- [Written task] Copy out all lines in the data below containing the string "name".

Entries from a dataset

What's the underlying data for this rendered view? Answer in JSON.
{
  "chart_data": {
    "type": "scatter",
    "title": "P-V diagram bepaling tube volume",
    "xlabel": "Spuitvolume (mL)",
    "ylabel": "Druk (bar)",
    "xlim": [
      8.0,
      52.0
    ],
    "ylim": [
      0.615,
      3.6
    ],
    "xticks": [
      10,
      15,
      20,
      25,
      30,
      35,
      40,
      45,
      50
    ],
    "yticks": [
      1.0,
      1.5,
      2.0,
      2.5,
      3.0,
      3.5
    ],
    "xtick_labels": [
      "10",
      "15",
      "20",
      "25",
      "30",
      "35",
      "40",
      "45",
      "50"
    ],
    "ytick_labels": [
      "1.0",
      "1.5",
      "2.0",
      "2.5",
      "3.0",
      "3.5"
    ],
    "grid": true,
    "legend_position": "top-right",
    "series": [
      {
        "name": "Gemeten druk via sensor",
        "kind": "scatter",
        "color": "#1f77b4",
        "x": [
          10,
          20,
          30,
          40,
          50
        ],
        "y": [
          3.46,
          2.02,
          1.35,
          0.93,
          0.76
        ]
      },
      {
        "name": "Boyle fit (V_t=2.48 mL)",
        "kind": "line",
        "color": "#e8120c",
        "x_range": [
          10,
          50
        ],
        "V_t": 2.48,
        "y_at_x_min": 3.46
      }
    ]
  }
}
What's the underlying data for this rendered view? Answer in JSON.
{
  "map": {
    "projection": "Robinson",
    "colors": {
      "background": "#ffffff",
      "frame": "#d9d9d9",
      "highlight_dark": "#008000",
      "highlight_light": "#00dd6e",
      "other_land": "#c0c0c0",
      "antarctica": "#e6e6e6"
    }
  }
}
* * *
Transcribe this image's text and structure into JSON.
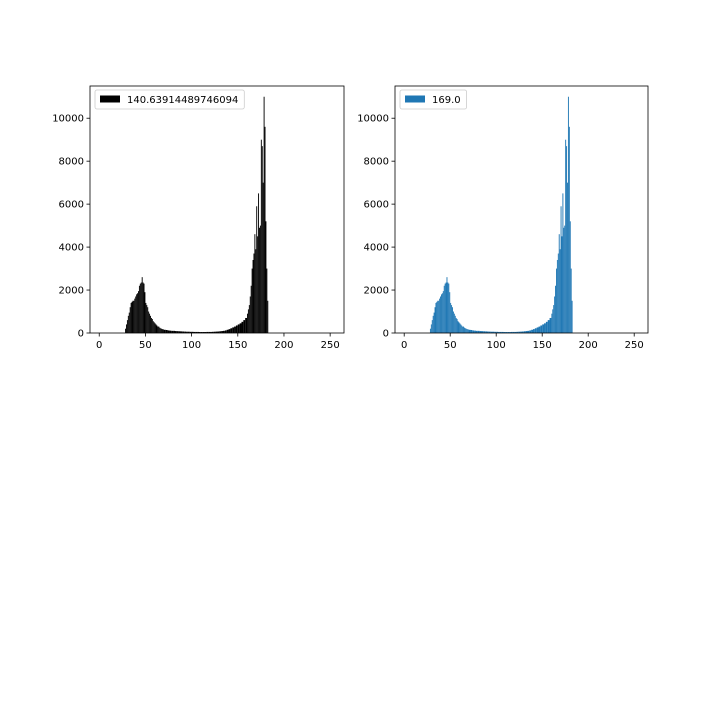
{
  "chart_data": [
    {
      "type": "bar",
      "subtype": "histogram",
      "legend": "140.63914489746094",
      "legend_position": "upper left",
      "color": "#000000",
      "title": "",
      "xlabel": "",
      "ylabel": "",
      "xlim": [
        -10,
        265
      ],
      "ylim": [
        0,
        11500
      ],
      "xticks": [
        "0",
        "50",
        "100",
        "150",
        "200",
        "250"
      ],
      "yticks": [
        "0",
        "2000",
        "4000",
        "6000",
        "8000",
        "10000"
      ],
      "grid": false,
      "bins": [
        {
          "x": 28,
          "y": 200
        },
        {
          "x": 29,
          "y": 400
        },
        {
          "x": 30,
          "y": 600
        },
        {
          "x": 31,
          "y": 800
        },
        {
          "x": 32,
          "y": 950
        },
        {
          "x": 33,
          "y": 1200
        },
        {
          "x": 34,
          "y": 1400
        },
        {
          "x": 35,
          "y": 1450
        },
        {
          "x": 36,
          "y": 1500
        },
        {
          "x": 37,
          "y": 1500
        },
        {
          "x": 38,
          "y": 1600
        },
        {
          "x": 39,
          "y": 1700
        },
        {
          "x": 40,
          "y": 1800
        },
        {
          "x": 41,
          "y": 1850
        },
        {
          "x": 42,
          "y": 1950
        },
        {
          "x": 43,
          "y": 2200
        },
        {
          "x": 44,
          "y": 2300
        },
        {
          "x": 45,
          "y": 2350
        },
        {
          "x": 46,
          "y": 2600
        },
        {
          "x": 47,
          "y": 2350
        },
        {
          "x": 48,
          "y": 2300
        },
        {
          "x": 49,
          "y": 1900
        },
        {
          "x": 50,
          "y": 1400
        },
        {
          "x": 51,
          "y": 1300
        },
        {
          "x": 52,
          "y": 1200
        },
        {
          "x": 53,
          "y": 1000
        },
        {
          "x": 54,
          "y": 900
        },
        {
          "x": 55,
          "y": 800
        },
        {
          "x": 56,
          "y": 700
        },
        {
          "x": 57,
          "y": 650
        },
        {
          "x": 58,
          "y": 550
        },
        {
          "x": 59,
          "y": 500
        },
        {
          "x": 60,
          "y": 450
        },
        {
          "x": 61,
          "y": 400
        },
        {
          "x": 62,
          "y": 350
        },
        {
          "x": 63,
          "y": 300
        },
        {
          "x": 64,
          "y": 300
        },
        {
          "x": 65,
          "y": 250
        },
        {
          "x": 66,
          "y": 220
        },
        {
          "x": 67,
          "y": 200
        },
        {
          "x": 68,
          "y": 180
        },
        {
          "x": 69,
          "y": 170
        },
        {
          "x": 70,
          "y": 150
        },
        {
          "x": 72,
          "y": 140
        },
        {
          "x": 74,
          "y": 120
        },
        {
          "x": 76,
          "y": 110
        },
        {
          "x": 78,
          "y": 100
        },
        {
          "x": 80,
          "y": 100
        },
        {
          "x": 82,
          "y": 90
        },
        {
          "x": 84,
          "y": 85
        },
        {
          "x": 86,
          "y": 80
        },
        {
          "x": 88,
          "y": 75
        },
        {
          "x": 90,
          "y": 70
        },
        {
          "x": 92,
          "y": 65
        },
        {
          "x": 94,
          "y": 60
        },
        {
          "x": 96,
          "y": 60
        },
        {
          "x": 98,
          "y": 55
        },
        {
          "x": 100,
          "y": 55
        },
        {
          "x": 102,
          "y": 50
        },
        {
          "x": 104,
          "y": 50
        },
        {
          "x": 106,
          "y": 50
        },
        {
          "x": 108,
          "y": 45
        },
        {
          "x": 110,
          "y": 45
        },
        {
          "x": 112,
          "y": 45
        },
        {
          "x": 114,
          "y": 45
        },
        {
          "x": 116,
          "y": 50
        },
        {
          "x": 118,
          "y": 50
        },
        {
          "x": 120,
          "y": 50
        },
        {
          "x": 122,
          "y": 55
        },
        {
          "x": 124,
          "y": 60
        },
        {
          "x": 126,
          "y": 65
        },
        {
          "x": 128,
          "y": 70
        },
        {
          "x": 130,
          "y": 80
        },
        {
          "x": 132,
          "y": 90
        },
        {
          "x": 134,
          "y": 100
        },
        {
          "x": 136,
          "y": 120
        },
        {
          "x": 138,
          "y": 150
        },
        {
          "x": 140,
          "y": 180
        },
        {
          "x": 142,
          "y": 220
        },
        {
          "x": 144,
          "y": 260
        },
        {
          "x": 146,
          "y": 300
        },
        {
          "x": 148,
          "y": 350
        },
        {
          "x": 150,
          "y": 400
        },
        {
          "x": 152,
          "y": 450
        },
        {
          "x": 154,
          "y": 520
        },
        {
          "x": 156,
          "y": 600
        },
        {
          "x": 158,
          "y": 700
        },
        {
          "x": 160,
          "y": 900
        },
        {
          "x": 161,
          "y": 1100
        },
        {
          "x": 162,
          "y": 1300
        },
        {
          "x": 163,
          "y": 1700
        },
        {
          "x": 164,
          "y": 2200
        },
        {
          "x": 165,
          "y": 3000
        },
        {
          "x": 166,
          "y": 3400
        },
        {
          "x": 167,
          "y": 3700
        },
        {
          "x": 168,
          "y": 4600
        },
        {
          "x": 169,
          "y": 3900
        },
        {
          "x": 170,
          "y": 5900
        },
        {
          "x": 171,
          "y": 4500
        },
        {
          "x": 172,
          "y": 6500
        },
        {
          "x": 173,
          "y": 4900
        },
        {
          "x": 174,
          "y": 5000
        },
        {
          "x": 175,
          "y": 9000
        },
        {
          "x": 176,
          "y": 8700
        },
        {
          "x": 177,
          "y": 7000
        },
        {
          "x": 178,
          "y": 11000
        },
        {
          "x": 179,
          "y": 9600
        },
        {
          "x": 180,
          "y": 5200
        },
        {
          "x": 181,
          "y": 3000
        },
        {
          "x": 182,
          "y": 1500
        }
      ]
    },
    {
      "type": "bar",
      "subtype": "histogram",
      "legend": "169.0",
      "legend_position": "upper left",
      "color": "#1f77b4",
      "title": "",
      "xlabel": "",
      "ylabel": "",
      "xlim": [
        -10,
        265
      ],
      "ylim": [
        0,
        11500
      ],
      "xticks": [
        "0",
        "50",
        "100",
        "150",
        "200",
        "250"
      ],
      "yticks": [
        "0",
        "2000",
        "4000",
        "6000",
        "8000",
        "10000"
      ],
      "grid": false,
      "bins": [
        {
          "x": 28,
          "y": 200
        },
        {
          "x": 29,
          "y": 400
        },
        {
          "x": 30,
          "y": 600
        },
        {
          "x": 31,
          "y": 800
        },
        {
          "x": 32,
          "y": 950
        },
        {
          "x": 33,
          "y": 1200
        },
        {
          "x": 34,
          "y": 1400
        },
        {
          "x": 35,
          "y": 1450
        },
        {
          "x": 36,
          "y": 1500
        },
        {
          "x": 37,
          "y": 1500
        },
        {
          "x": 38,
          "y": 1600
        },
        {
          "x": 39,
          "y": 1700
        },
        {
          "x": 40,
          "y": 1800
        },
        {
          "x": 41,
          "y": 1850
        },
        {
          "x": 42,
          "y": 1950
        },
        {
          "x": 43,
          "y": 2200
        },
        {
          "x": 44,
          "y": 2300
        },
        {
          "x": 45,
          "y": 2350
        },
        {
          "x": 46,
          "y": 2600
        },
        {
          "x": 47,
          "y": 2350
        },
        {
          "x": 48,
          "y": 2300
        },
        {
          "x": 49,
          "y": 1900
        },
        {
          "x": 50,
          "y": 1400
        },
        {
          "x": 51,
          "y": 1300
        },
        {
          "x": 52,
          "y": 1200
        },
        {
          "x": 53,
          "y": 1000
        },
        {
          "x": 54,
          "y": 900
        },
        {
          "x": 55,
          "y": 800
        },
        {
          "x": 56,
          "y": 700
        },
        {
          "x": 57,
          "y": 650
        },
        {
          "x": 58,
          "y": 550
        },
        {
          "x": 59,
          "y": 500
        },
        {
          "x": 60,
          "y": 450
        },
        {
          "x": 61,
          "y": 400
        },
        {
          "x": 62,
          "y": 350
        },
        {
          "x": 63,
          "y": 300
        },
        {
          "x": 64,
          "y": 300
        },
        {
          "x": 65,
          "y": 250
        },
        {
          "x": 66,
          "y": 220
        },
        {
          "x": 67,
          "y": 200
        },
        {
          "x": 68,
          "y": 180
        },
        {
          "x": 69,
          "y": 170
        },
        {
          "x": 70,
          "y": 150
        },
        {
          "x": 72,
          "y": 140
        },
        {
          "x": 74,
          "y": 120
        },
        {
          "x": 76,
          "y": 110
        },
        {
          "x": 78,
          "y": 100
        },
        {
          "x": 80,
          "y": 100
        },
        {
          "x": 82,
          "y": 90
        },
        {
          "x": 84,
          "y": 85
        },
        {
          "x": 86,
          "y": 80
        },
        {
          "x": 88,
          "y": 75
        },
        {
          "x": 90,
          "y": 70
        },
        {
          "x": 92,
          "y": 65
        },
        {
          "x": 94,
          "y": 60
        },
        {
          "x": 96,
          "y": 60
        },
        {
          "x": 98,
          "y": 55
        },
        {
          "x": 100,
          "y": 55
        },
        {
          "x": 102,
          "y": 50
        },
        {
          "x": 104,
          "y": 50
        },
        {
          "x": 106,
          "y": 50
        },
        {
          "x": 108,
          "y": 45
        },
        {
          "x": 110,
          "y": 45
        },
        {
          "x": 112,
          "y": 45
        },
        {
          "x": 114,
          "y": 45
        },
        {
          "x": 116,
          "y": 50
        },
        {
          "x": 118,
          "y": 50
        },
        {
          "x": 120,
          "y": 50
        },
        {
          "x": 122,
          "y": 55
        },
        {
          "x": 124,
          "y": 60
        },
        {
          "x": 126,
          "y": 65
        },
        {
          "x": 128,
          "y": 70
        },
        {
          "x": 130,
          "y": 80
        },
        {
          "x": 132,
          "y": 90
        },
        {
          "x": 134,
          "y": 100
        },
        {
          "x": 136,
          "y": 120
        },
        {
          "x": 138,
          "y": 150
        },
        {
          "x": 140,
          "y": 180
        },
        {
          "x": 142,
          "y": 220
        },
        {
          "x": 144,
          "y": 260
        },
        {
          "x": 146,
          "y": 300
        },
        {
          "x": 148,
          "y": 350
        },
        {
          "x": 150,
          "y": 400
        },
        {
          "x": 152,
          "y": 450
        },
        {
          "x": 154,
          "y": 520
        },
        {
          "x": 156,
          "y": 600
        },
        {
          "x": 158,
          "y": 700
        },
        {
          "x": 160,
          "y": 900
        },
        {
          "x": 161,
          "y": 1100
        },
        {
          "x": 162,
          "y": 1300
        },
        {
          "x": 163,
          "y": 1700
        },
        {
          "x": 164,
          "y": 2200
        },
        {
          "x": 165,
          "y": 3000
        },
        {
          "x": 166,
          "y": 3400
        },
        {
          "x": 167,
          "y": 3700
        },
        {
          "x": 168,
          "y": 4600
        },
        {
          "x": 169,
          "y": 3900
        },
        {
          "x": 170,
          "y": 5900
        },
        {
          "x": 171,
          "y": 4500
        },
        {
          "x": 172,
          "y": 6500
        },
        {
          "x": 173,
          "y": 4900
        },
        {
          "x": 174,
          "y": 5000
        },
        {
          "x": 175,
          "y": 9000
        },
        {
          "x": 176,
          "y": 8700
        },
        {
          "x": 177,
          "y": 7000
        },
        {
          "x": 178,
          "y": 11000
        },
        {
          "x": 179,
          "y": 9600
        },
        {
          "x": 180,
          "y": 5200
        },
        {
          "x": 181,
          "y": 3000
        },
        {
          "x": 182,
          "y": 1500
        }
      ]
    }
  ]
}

- [Solution for this problem]
        "name": "Gemeten druk via sensor",
        "name": "Boyle fit (V_t=2.48 mL)",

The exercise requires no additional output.